> **TASK INSTRUCTIONS**
Scan the material below for the string "Adjusting", and copy every line where it shows up.

════════════════════

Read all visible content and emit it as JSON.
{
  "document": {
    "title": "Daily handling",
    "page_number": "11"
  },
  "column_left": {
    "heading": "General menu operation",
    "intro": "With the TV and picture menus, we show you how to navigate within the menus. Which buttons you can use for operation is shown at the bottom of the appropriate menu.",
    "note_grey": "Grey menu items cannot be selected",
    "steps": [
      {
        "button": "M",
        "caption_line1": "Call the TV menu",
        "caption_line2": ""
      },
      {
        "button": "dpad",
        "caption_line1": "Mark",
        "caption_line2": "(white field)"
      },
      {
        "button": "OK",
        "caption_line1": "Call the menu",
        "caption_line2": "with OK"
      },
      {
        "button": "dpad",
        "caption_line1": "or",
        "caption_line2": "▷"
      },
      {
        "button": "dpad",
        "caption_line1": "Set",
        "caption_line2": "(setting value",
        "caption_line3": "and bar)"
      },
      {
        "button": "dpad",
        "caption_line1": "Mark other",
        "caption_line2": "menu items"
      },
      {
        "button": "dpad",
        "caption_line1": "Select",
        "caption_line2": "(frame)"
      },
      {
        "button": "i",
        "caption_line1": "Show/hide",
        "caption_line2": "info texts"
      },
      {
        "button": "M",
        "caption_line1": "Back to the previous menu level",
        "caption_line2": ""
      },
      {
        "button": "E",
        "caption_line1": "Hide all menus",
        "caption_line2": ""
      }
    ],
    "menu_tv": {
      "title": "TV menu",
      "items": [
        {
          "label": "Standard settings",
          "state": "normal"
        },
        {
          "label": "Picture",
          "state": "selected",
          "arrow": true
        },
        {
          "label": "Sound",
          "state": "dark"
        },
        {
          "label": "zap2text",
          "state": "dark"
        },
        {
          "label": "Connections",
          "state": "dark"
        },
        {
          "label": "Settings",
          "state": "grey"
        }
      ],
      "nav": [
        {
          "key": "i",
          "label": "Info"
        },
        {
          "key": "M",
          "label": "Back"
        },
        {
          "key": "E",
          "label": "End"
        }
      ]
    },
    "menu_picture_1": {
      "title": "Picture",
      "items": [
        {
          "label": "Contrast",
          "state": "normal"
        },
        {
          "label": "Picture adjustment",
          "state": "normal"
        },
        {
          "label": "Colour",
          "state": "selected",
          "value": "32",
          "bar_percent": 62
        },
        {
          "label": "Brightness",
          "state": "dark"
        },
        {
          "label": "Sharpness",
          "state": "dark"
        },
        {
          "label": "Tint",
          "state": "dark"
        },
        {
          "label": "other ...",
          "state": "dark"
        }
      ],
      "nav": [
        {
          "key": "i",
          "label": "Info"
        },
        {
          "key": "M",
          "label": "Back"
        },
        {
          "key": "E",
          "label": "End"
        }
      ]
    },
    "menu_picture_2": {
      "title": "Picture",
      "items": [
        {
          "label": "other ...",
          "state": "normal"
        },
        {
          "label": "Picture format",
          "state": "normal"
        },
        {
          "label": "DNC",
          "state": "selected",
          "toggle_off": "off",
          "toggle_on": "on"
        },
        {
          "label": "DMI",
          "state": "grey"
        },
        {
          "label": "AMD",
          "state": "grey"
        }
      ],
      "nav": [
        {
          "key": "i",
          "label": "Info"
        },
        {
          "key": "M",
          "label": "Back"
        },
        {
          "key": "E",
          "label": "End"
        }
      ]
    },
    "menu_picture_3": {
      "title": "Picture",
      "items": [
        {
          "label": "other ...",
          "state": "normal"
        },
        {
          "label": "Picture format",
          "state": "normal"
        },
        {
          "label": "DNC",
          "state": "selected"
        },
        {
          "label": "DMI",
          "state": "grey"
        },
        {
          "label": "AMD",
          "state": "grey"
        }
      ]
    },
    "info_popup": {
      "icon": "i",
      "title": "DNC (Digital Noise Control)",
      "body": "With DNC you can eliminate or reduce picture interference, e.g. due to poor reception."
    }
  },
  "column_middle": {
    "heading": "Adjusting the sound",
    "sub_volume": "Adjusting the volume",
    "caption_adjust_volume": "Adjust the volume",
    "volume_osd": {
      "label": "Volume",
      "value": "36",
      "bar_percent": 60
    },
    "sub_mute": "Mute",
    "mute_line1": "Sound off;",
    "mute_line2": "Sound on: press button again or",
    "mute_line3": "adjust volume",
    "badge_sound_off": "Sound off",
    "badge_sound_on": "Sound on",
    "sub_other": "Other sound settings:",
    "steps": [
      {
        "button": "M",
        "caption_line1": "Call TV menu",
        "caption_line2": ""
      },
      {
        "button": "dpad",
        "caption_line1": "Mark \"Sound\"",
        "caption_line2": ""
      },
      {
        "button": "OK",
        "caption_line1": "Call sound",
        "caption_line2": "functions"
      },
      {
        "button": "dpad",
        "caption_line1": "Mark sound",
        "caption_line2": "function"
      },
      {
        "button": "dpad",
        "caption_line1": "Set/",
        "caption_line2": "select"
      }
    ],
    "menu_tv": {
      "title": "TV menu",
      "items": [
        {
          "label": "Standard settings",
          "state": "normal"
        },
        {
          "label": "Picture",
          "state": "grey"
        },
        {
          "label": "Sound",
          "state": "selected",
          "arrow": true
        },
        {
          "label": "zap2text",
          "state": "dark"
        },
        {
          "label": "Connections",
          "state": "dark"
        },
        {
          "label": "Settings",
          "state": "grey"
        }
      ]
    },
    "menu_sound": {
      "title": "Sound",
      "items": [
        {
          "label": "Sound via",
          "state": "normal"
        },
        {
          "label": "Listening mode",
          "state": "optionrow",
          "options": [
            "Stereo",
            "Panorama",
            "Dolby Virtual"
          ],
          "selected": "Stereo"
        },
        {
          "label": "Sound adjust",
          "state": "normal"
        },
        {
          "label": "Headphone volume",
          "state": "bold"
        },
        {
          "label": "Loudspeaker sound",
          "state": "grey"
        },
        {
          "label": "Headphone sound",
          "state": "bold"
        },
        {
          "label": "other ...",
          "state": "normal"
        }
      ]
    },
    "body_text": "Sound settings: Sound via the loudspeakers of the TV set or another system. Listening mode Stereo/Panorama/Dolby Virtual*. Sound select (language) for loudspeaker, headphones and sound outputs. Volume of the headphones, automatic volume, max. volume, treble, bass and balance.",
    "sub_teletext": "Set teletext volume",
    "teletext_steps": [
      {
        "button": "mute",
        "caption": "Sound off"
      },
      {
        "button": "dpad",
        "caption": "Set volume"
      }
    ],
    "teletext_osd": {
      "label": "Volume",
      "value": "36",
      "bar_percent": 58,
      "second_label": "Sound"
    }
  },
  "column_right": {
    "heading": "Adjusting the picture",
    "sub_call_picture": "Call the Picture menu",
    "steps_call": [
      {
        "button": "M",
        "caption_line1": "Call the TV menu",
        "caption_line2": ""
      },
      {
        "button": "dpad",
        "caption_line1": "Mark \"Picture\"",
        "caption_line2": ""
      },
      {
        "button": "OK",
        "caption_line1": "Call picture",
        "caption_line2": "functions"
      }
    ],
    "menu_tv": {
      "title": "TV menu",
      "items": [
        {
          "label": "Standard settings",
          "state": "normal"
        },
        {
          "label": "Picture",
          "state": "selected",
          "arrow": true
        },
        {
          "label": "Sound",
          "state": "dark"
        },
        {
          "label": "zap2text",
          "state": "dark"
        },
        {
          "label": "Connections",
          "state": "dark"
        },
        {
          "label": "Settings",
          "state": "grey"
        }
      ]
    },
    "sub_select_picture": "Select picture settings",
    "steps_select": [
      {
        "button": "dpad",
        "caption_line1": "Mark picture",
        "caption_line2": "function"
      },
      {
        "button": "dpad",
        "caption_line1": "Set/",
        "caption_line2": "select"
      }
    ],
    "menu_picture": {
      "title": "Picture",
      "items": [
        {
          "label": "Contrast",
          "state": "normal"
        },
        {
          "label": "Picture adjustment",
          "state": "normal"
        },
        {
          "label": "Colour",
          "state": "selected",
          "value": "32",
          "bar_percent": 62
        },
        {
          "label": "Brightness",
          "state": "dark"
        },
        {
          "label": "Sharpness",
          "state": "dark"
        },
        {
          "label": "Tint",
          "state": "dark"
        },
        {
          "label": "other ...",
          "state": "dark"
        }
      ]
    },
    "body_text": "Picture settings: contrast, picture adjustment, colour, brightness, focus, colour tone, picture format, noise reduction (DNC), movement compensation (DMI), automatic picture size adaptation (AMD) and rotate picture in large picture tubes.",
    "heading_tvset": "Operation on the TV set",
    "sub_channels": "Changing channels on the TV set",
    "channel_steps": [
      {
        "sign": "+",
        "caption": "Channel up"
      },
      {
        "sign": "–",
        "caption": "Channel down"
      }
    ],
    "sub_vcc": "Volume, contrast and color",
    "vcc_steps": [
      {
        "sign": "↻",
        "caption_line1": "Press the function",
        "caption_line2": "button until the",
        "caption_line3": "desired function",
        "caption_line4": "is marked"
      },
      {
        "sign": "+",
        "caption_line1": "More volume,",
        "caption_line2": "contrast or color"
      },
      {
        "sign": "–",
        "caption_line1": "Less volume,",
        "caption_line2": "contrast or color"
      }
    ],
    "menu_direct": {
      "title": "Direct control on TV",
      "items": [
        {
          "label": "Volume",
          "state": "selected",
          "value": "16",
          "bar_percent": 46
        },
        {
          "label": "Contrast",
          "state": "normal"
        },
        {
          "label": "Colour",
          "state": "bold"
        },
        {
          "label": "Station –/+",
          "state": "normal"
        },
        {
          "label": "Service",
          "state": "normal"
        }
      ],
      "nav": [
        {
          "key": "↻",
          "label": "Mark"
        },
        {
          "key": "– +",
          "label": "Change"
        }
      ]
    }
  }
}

════════════════════

> **SOLVED PROBLEM**
    "heading": "Adjusting the sound",
    "sub_volume": "Adjusting the volume",
    "heading": "Adjusting the picture",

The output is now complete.